Records from a collection of figures:
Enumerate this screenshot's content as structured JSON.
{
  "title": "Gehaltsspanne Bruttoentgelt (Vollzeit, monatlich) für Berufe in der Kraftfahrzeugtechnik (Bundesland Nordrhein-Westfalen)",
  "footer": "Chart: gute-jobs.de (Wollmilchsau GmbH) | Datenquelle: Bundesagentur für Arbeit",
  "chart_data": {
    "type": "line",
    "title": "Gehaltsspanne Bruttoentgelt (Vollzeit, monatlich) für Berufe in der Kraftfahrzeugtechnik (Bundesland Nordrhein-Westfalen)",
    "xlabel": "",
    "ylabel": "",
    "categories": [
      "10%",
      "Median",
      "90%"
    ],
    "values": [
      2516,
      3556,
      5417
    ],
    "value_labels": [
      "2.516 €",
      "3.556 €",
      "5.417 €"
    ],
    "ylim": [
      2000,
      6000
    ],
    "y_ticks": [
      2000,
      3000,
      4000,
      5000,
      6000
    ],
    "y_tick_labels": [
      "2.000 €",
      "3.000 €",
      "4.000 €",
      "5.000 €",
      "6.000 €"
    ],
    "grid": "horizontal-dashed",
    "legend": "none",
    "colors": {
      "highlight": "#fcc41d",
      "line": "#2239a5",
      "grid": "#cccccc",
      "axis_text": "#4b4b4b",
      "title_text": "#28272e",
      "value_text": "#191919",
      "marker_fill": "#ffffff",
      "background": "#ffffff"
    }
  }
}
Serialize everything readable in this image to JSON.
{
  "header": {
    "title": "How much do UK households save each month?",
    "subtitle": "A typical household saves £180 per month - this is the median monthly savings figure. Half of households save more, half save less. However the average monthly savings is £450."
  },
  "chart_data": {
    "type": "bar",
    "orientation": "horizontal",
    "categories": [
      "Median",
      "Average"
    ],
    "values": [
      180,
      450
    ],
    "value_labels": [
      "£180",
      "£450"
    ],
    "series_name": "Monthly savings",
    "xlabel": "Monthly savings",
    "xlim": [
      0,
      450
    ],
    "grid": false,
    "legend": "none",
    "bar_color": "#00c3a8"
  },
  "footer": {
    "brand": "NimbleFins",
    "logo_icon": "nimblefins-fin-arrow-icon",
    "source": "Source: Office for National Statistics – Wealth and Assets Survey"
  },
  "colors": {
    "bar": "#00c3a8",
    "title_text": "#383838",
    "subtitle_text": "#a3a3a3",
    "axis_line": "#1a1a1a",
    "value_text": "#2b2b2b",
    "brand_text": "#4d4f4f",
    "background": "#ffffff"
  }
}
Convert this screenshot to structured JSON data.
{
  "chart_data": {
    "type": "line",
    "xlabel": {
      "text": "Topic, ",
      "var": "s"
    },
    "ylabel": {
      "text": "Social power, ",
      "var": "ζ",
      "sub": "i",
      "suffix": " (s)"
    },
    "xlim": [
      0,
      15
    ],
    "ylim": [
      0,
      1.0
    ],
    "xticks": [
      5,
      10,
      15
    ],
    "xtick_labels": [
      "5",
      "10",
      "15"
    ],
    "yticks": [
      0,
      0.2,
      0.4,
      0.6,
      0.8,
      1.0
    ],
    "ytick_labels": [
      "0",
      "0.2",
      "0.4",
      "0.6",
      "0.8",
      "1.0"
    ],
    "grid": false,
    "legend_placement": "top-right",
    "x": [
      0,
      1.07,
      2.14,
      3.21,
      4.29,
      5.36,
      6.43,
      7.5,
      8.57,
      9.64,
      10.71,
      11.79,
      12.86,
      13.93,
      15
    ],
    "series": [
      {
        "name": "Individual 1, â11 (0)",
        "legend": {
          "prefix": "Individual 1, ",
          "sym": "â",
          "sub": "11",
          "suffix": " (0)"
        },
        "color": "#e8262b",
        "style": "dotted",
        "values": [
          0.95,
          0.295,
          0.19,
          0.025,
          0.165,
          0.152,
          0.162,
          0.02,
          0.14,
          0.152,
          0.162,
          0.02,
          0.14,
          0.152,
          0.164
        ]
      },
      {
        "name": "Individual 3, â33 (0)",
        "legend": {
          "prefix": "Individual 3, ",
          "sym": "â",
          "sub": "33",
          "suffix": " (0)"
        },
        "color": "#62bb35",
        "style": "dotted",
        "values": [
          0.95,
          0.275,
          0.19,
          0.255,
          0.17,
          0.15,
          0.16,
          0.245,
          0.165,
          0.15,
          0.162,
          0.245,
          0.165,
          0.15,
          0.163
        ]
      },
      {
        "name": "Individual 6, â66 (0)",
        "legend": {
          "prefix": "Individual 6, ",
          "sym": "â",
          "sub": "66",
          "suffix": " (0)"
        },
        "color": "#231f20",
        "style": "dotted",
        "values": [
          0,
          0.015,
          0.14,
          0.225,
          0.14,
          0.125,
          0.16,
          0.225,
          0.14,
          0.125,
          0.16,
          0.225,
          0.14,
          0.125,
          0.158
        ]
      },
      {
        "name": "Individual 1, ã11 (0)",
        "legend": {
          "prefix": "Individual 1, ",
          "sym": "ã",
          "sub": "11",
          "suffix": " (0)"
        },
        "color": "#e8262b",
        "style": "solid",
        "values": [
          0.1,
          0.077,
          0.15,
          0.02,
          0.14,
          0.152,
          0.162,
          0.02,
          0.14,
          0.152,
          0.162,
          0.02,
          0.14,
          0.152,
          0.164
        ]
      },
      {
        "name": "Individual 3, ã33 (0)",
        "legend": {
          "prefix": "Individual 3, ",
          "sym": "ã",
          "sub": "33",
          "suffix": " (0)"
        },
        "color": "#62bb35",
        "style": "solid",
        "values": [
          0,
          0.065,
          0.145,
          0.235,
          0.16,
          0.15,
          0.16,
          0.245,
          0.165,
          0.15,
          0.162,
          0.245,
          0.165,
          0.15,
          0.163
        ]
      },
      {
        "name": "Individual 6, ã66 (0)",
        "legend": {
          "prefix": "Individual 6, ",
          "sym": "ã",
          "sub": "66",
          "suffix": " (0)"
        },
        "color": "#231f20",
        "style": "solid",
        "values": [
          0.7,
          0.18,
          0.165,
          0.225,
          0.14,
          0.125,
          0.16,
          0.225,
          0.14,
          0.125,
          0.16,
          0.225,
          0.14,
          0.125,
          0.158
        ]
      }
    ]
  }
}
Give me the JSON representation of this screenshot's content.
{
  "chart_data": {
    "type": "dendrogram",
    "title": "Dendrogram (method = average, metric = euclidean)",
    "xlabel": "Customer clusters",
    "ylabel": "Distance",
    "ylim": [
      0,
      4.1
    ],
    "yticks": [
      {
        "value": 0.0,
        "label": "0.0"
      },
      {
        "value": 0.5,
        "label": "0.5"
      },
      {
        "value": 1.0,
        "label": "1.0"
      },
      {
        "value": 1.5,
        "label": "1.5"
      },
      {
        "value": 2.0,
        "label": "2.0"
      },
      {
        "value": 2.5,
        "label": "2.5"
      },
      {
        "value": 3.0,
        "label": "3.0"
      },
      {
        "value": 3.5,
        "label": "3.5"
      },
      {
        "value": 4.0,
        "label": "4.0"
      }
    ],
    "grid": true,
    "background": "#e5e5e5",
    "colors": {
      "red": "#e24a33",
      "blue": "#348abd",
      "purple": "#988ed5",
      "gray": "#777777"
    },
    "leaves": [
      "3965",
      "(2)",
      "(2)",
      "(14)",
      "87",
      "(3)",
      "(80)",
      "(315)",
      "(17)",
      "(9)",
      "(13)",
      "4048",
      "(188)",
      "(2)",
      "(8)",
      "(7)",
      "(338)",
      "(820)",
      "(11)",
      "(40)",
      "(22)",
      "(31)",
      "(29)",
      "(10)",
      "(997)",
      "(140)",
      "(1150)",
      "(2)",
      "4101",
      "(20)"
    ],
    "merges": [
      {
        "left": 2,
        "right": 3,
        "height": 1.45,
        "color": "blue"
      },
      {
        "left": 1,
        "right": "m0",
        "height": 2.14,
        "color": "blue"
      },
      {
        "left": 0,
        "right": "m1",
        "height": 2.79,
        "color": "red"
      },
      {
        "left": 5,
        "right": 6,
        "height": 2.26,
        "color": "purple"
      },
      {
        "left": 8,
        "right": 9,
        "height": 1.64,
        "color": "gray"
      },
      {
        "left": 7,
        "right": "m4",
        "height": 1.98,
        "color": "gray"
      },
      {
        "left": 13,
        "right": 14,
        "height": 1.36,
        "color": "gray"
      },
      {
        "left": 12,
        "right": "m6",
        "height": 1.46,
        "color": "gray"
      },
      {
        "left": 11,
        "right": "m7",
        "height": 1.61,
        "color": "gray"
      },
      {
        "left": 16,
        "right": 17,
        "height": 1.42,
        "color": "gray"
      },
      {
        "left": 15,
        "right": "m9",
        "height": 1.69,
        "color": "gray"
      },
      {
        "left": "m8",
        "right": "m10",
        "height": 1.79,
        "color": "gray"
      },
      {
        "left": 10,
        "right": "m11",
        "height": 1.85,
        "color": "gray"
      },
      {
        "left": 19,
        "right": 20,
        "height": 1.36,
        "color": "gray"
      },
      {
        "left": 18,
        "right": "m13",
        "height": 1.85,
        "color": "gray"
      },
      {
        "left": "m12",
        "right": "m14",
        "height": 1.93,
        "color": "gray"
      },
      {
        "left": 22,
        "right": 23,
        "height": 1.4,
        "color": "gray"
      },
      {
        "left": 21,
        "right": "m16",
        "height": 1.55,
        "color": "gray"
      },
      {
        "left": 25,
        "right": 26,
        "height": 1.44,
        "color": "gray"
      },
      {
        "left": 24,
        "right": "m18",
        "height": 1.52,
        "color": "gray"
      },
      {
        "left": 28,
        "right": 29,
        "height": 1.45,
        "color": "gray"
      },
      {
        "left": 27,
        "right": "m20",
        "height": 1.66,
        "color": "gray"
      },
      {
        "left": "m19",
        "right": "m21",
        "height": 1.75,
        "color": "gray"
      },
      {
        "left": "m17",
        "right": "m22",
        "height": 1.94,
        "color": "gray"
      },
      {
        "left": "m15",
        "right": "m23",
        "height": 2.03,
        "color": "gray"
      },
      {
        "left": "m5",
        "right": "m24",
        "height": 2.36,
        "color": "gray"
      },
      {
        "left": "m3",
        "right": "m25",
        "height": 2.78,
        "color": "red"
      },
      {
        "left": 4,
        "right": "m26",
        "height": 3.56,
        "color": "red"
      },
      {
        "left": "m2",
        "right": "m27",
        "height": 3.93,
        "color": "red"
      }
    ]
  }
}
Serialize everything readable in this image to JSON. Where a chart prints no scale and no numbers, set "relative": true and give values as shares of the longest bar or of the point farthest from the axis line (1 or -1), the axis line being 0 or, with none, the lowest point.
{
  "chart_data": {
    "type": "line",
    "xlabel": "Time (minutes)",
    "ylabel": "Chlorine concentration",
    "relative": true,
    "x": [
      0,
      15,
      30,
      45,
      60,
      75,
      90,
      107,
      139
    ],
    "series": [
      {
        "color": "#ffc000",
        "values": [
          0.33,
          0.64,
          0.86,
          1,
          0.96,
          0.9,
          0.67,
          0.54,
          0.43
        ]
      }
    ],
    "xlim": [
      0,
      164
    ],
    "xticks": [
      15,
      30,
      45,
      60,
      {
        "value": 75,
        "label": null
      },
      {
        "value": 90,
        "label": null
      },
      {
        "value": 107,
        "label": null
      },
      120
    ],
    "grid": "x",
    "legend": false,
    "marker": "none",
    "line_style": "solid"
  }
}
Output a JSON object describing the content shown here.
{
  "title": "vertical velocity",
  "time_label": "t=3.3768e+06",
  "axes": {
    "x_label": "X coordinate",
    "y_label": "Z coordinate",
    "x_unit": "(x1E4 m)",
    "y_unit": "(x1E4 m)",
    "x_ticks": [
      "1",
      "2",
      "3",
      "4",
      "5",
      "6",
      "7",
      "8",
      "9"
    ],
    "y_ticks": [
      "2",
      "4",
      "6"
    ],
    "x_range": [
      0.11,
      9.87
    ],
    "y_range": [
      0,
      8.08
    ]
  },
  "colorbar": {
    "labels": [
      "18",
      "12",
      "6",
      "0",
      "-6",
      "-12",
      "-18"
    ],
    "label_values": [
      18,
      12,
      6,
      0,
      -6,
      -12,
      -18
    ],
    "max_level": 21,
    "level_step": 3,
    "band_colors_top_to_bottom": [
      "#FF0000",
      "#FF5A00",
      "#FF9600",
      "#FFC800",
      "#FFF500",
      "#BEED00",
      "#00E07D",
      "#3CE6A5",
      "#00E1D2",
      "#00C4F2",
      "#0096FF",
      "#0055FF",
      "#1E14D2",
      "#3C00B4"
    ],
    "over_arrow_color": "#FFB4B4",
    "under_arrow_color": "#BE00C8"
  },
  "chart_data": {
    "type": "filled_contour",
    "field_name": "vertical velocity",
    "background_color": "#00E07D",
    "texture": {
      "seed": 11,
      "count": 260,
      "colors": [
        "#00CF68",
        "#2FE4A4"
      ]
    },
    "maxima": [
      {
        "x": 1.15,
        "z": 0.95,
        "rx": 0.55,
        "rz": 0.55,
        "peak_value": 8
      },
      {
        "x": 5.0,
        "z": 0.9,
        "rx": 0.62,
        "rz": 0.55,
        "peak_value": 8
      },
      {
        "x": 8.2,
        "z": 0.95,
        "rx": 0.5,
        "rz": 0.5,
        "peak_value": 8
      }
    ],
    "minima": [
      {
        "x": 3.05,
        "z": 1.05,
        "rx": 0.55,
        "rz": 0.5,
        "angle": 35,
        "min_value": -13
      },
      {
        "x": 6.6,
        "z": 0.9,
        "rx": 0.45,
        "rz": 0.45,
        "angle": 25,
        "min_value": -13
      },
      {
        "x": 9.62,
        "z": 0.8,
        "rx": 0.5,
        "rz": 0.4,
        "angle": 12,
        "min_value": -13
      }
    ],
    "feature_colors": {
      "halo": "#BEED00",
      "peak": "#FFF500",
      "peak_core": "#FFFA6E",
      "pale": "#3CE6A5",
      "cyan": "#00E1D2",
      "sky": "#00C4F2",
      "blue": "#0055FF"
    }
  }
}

§ **WHAT IS NEEDED**
Every line of the listing that holds "save" is to be counted; give only the resulting number.

§ **REPLY TO THE EXERCISE**
2